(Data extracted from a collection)
---+---

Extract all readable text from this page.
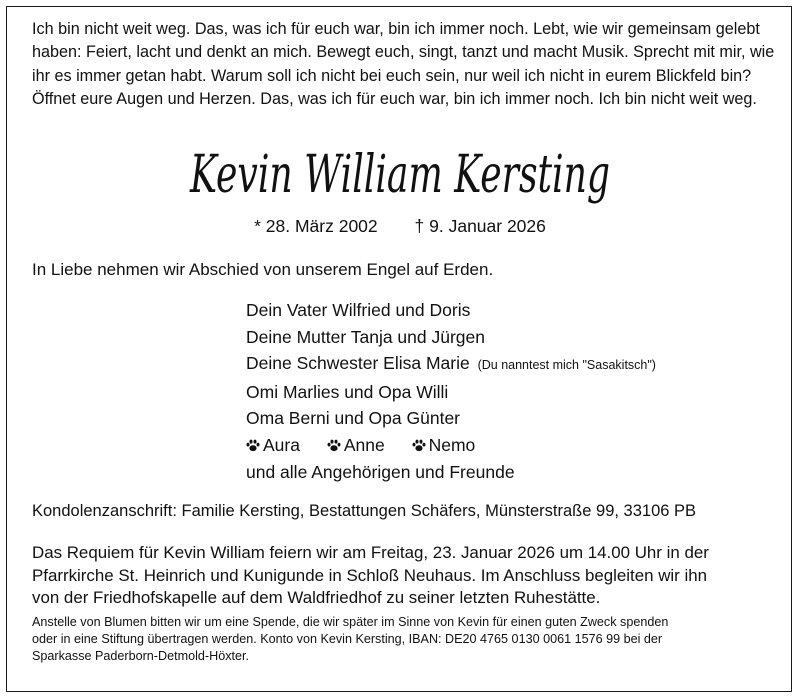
Ich bin nicht weit weg. Das, was ich für euch war, bin ich immer noch. Lebt, wie wir gemeinsam gelebt
haben: Feiert, lacht und denkt an mich. Bewegt euch, singt, tanzt und macht Musik. Sprecht mit mir, wie
ihr es immer getan habt. Warum soll ich nicht bei euch sein, nur weil ich nicht in eurem Blickfeld bin?
Öffnet eure Augen und Herzen. Das, was ich für euch war, bin ich immer noch. Ich bin nicht weit weg.

Kevin William Kersting
* 28. März 2002 † 9. Januar 2026

In Liebe nehmen wir Abschied von unserem Engel auf Erden.

Dein Vater Wilfried und Doris
Deine Mutter Tanja und Jürgen
Deine Schwester Elisa Marie (Du nanntest mich "Sasakitsch")
Omi Marlies und Opa Willi
Oma Berni und Opa Günter
Aura	Anne	Nemo
und alle Angehörigen und Freunde

Kondolenzanschrift: Familie Kersting, Bestattungen Schäfers, Münsterstraße 99, 33106 PB

Das Requiem für Kevin William feiern wir am Freitag, 23. Januar 2026 um 14.00 Uhr in der
Pfarrkirche St. Heinrich und Kunigunde in Schloß Neuhaus. Im Anschluss begleiten wir ihn
von der Friedhofskapelle auf dem Waldfriedhof zu seiner letzten Ruhestätte.

Anstelle von Blumen bitten wir um eine Spende, die wir später im Sinne von Kevin für einen guten Zweck spenden
oder in eine Stiftung übertragen werden. Konto von Kevin Kersting, IBAN: DE20 4765 0130 0061 1576 99 bei der
Sparkasse Paderborn-Detmold-Höxter.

---+---

Pictures in the records above should not be copied. Repeat everything else exactly.

■ Answer in full:
Extract all readable text from this page.
Ich bin nicht weit weg. Das, was ich für euch war, bin ich immer noch. Lebt, wie wir gemeinsam gelebt
haben: Feiert, lacht und denkt an mich. Bewegt euch, singt, tanzt und macht Musik. Sprecht mit mir, wie
ihr es immer getan habt. Warum soll ich nicht bei euch sein, nur weil ich nicht in eurem Blickfeld bin?
Öffnet eure Augen und Herzen. Das, was ich für euch war, bin ich immer noch. Ich bin nicht weit weg.

Kevin William Kersting
* 28. März 2002 † 9. Januar 2026

In Liebe nehmen wir Abschied von unserem Engel auf Erden.

Dein Vater Wilfried und Doris
Deine Mutter Tanja und Jürgen
Deine Schwester Elisa Marie (Du nanntest mich "Sasakitsch")
Omi Marlies und Opa Willi
Oma Berni und Opa Günter
Aura	Anne	Nemo
und alle Angehörigen und Freunde

Kondolenzanschrift: Familie Kersting, Bestattungen Schäfers, Münsterstraße 99, 33106 PB

Das Requiem für Kevin William feiern wir am Freitag, 23. Januar 2026 um 14.00 Uhr in der
Pfarrkirche St. Heinrich und Kunigunde in Schloß Neuhaus. Im Anschluss begleiten wir ihn
von der Friedhofskapelle auf dem Waldfriedhof zu seiner letzten Ruhestätte.

Anstelle von Blumen bitten wir um eine Spende, die wir später im Sinne von Kevin für einen guten Zweck spenden
oder in eine Stiftung übertragen werden. Konto von Kevin Kersting, IBAN: DE20 4765 0130 0061 1576 99 bei der
Sparkasse Paderborn-Detmold-Höxter.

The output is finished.